━━━━━ Source data ━━━━━
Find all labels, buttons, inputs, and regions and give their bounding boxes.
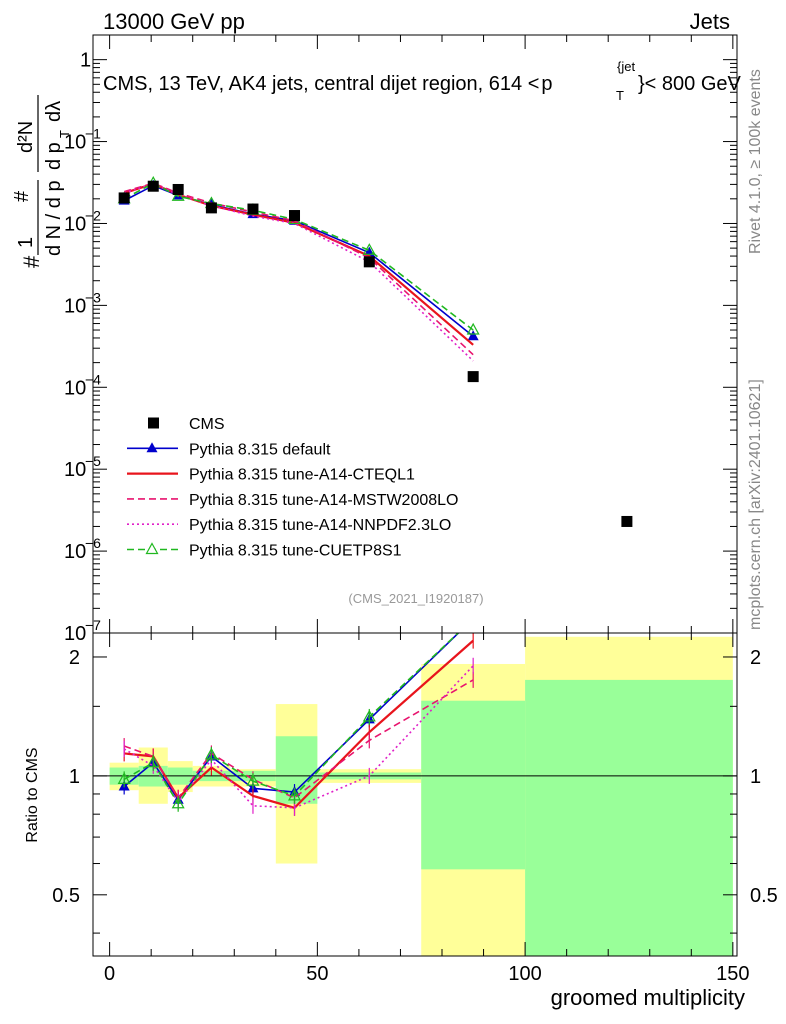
title-tail: }< 800 GeV — [638, 73, 742, 95]
ratio-series-lines — [117, 613, 479, 816]
ratio-line-pythia-8-315-tune-a14-nnpdf2-3lo — [123, 665, 474, 809]
cms-data-point — [147, 180, 159, 192]
ratio-y-tick-label-right: 2 — [750, 647, 761, 669]
ylabel-one: 1 — [15, 237, 37, 248]
ratio-point-cuetp8s1 — [117, 772, 131, 784]
legend-marker-cms — [148, 417, 159, 429]
ratio-point-cuetp8s1 — [204, 747, 218, 760]
series-point-cuetp8s1 — [362, 243, 376, 255]
ratio-plot-frame — [92, 632, 738, 957]
y-tick-label: 10 — [64, 541, 86, 563]
legend: CMS Pythia 8.315 default Pythia 8.315 tune… — [127, 416, 458, 560]
legend-label: Pythia 8.315 tune-CUETP8S1 — [189, 543, 402, 560]
ratio-point-cuetp8s1 — [287, 788, 302, 801]
legend-marker-default — [146, 442, 158, 453]
legend-label: Pythia 8.315 tune-A14-MSTW2008LO — [189, 492, 458, 509]
y-tick-label: 10 — [64, 459, 86, 481]
stat-uncertainty-band — [525, 679, 733, 956]
ratio-y-tick-label: 2 — [69, 647, 80, 669]
title-p: p — [541, 73, 552, 95]
ratio-y-tick-label-right: 1 — [750, 766, 761, 788]
ylabel-d2n: d²N — [15, 121, 37, 153]
title-superscript: {jet — [617, 59, 635, 74]
series-line-pythia-8-315-default — [123, 184, 474, 337]
y-tick-label: 10 — [64, 295, 86, 317]
x-tick-label: 0 — [104, 963, 115, 985]
stat-uncertainty-band — [421, 700, 526, 870]
ylabel-t-sub: T — [57, 130, 72, 138]
mcplots-source-label: mcplots.cern.ch [arXiv:2401.10621] — [747, 379, 764, 630]
x-tick-label: 150 — [716, 963, 749, 985]
cms-data-point — [467, 371, 479, 383]
series-point-default — [467, 330, 479, 341]
ratio-point-cuetp8s1 — [362, 709, 376, 722]
ratio-plot-panel: 0.5 0.5 1 1 2 2 0 50 100 150 Ratio to CMS groomed… — [24, 613, 778, 1010]
y-tick-label: 10 — [64, 213, 86, 235]
legend-label: CMS — [189, 416, 225, 433]
rivet-version-label: Rivet 4.1.0, ≥ 100k events — [747, 69, 764, 254]
ylabel-dp: d p — [43, 142, 65, 170]
cms-data-point — [172, 183, 184, 195]
cms-data-point — [363, 256, 375, 268]
ylabel-hash-top: # — [11, 190, 33, 202]
ratio-point-cuetp8s1 — [468, 613, 479, 623]
y-tick-label: 10 — [64, 132, 86, 154]
ylabel-dn-dp: d N / d p — [43, 180, 65, 256]
energy-label: 13000 GeV pp — [103, 9, 245, 34]
analysis-id-watermark: (CMS_2021_I1920187) — [348, 591, 483, 606]
ratio-point-default — [468, 613, 479, 623]
main-y-axis: 110−110−210−310−410−510−610−7 — [64, 34, 737, 645]
cms-data-point — [289, 210, 301, 222]
ratio-point-cuetp8s1 — [171, 796, 185, 809]
legend-label: Pythia 8.315 tune-A14-CTEQL1 — [189, 467, 415, 484]
cms-uncertainty-bands — [93, 636, 737, 956]
cms-data-point — [205, 202, 217, 214]
y-tick-label: 10 — [64, 623, 86, 645]
main-plot-panel: 110−110−210−310−410−510−610−7 CMS, 13 Te… — [11, 34, 742, 645]
cms-data-point — [118, 192, 130, 204]
ratio-y-axis-label: Ratio to CMS — [24, 747, 41, 842]
cms-data-points — [118, 180, 633, 527]
x-axis-label: groomed multiplicity — [551, 985, 745, 1010]
series-line-pythia-8-315-tune-cuetp8s1 — [123, 182, 474, 331]
category-label: Jets — [690, 9, 730, 34]
ylabel-hash-bottom: # — [19, 255, 44, 268]
ratio-axes: 0.5 0.5 1 1 2 2 0 50 100 150 — [52, 633, 778, 985]
legend-marker-cuetp8s1 — [145, 542, 159, 555]
x-tick-label: 50 — [306, 963, 328, 985]
x-tick-label: 100 — [508, 963, 541, 985]
series-point-cuetp8s1 — [466, 322, 480, 335]
ratio-point-cuetp8s1 — [146, 755, 160, 768]
cms-data-point — [621, 515, 633, 527]
y-tick-label: 1 — [80, 50, 91, 72]
main-y-axis-label: # 1 d N / d p # d²N d p T dλ — [11, 95, 72, 268]
ratio-y-tick-label-right: 0.5 — [750, 885, 778, 907]
ratio-point-cuetp8s1 — [246, 773, 260, 786]
y-tick-label: 10 — [64, 377, 86, 399]
title-subscript: T — [616, 88, 624, 103]
plot-title: CMS, 13 TeV, AK4 jets, central dijet reg… — [103, 73, 553, 95]
legend-label: Pythia 8.315 default — [189, 441, 331, 458]
series-line-pythia-8-315-tune-a14-mstw2008lo — [123, 182, 474, 356]
ratio-y-tick-label: 0.5 — [52, 885, 80, 907]
cms-data-point — [247, 203, 259, 215]
main-series-lines — [117, 175, 480, 362]
series-line-pythia-8-315-tune-a14-cteql1 — [123, 182, 474, 346]
ylabel-dlambda: dλ — [43, 101, 65, 122]
ratio-y-tick-label: 1 — [69, 766, 80, 788]
title-main: CMS, 13 TeV, AK4 jets, central dijet reg… — [103, 73, 539, 95]
series-point-cuetp8s1 — [171, 188, 185, 201]
legend-label: Pythia 8.315 tune-A14-NNPDF2.3LO — [189, 517, 451, 534]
━━━━━
Direction
Could you reproduce the data above word for word, leaving out the picture?

Completed task
Find all labels, buttons, inputs, and regions and give their bounding boxes.
title-tail: }< 800 GeV — [638, 73, 742, 95]
ratio-series-lines — [117, 613, 479, 816]
ratio-line-pythia-8-315-tune-a14-nnpdf2-3lo — [123, 665, 474, 809]
cms-data-point — [147, 180, 159, 192]
ratio-y-tick-label-right: 2 — [750, 647, 761, 669]
ylabel-one: 1 — [15, 237, 37, 248]
ratio-point-cuetp8s1 — [117, 772, 131, 784]
legend-marker-cms — [148, 417, 159, 429]
ratio-point-cuetp8s1 — [204, 747, 218, 760]
series-point-cuetp8s1 — [362, 243, 376, 255]
ratio-plot-frame — [92, 632, 738, 957]
y-tick-label: 10 — [64, 541, 86, 563]
legend: CMS Pythia 8.315 default Pythia 8.315 tune… — [127, 416, 458, 560]
legend-label: Pythia 8.315 tune-CUETP8S1 — [189, 543, 402, 560]
ratio-point-cuetp8s1 — [287, 788, 302, 801]
legend-marker-default — [146, 442, 158, 453]
legend-label: Pythia 8.315 tune-A14-MSTW2008LO — [189, 492, 458, 509]
y-tick-label: 10 — [64, 459, 86, 481]
stat-uncertainty-band — [525, 679, 733, 956]
ratio-y-tick-label: 2 — [69, 647, 80, 669]
title-p: p — [541, 73, 552, 95]
ratio-y-tick-label-right: 1 — [750, 766, 761, 788]
ylabel-d2n: d²N — [15, 121, 37, 153]
title-superscript: {jet — [617, 59, 635, 74]
series-line-pythia-8-315-default — [123, 184, 474, 337]
y-tick-label: 10 — [64, 295, 86, 317]
x-tick-label: 0 — [104, 963, 115, 985]
stat-uncertainty-band — [421, 700, 526, 870]
ylabel-t-sub: T — [57, 130, 72, 138]
mcplots-source-label: mcplots.cern.ch [arXiv:2401.10621] — [747, 379, 764, 630]
x-tick-label: 150 — [716, 963, 749, 985]
cms-data-point — [467, 371, 479, 383]
series-point-default — [467, 330, 479, 341]
ratio-point-cuetp8s1 — [362, 709, 376, 722]
ratio-plot-panel: 0.5 0.5 1 1 2 2 0 50 100 150 Ratio to CMS groomed… — [24, 613, 778, 1010]
y-tick-label: 10 — [64, 213, 86, 235]
legend-label: CMS — [189, 416, 225, 433]
rivet-version-label: Rivet 4.1.0, ≥ 100k events — [747, 69, 764, 254]
ylabel-dp: d p — [43, 142, 65, 170]
cms-data-point — [172, 183, 184, 195]
cms-data-point — [363, 256, 375, 268]
ylabel-hash-top: # — [11, 190, 33, 202]
ratio-point-cuetp8s1 — [468, 613, 479, 623]
y-tick-label: 10 — [64, 132, 86, 154]
ylabel-dn-dp: d N / d p — [43, 180, 65, 256]
energy-label: 13000 GeV pp — [103, 9, 245, 34]
analysis-id-watermark: (CMS_2021_I1920187) — [348, 591, 483, 606]
ratio-point-default — [468, 613, 479, 623]
main-y-axis: 110−110−210−310−410−510−610−7 — [64, 34, 737, 645]
cms-data-point — [289, 210, 301, 222]
ratio-point-cuetp8s1 — [171, 796, 185, 809]
legend-label: Pythia 8.315 tune-A14-CTEQL1 — [189, 467, 415, 484]
cms-uncertainty-bands — [93, 636, 737, 956]
cms-data-point — [205, 202, 217, 214]
y-tick-label: 10 — [64, 623, 86, 645]
main-plot-panel: 110−110−210−310−410−510−610−7 CMS, 13 Te… — [11, 34, 742, 645]
cms-data-point — [118, 192, 130, 204]
ratio-y-axis-label: Ratio to CMS — [24, 747, 41, 842]
cms-data-points — [118, 180, 633, 527]
x-axis-label: groomed multiplicity — [551, 985, 745, 1010]
series-line-pythia-8-315-tune-cuetp8s1 — [123, 182, 474, 331]
category-label: Jets — [690, 9, 730, 34]
ylabel-hash-bottom: # — [19, 255, 44, 268]
ratio-axes: 0.5 0.5 1 1 2 2 0 50 100 150 — [52, 633, 778, 985]
legend-marker-cuetp8s1 — [145, 542, 159, 555]
x-tick-label: 50 — [306, 963, 328, 985]
x-tick-label: 100 — [508, 963, 541, 985]
series-point-cuetp8s1 — [466, 322, 480, 335]
ratio-point-cuetp8s1 — [146, 755, 160, 768]
cms-data-point — [621, 515, 633, 527]
y-tick-label: 1 — [80, 50, 91, 72]
main-y-axis-label: # 1 d N / d p # d²N d p T dλ — [11, 95, 72, 268]
ratio-y-tick-label-right: 0.5 — [750, 885, 778, 907]
ratio-point-cuetp8s1 — [246, 773, 260, 786]
y-tick-label: 10 — [64, 377, 86, 399]
title-subscript: T — [616, 88, 624, 103]
plot-title: CMS, 13 TeV, AK4 jets, central dijet reg… — [103, 73, 553, 95]
legend-label: Pythia 8.315 default — [189, 441, 331, 458]
series-line-pythia-8-315-tune-a14-mstw2008lo — [123, 182, 474, 356]
ratio-y-tick-label: 0.5 — [52, 885, 80, 907]
cms-data-point — [247, 203, 259, 215]
main-series-lines — [117, 175, 480, 362]
series-line-pythia-8-315-tune-a14-cteql1 — [123, 182, 474, 346]
ylabel-dlambda: dλ — [43, 101, 65, 122]
ratio-y-tick-label: 1 — [69, 766, 80, 788]
title-main: CMS, 13 TeV, AK4 jets, central dijet reg… — [103, 73, 539, 95]
series-point-cuetp8s1 — [171, 188, 185, 201]
legend-label: Pythia 8.315 tune-A14-NNPDF2.3LO — [189, 517, 451, 534]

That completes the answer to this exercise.